• [PROBLEM TO SOLVE]
From the records below, find each line with the string "worden" and copy it.

Transcribed page data
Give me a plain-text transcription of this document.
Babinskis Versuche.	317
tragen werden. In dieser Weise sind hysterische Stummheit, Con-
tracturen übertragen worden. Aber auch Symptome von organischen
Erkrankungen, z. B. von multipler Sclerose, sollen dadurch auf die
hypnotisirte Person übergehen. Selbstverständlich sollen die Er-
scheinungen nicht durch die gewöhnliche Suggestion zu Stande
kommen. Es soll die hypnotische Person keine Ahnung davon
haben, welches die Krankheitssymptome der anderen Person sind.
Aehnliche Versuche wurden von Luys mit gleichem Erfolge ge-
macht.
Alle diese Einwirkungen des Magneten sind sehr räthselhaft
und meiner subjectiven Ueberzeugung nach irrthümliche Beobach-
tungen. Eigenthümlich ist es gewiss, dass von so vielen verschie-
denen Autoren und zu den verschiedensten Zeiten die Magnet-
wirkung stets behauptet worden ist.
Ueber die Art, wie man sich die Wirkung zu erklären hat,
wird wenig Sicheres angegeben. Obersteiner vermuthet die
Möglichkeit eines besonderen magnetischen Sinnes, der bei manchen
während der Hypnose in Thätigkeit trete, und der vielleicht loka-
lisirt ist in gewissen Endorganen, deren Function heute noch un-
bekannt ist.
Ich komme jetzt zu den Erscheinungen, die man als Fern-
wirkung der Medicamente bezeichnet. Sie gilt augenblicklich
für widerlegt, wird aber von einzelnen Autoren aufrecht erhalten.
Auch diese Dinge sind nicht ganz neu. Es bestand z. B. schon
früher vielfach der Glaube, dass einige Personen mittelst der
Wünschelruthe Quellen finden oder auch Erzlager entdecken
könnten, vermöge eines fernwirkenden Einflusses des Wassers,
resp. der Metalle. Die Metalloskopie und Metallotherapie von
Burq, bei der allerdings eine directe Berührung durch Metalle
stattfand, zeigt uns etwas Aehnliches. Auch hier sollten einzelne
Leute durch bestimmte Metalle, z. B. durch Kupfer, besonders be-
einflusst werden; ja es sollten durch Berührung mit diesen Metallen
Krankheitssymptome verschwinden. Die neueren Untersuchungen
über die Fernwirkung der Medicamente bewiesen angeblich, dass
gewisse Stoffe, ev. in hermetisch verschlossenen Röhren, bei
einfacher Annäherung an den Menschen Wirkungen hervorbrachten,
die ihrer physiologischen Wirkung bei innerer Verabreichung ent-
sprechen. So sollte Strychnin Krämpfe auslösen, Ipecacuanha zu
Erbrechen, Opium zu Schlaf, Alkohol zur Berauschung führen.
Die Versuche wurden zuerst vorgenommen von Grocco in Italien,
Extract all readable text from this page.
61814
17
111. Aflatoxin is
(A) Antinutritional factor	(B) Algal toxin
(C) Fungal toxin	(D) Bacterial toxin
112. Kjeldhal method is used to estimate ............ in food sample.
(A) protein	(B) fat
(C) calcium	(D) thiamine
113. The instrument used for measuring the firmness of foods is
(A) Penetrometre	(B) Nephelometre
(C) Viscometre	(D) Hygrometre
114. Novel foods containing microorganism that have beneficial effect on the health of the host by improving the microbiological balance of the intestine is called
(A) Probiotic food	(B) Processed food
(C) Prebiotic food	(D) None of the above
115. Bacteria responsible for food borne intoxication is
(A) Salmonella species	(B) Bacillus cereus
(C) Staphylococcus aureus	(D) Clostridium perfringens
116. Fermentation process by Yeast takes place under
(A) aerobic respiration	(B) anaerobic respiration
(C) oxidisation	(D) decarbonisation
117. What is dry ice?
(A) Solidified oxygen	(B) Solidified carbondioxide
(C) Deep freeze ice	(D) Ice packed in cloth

• [ANSWER FOR THIS EXERCISE]
tracturen übertragen worden. Aber auch Symptome von organischen
wirkung stets behauptet worden ist.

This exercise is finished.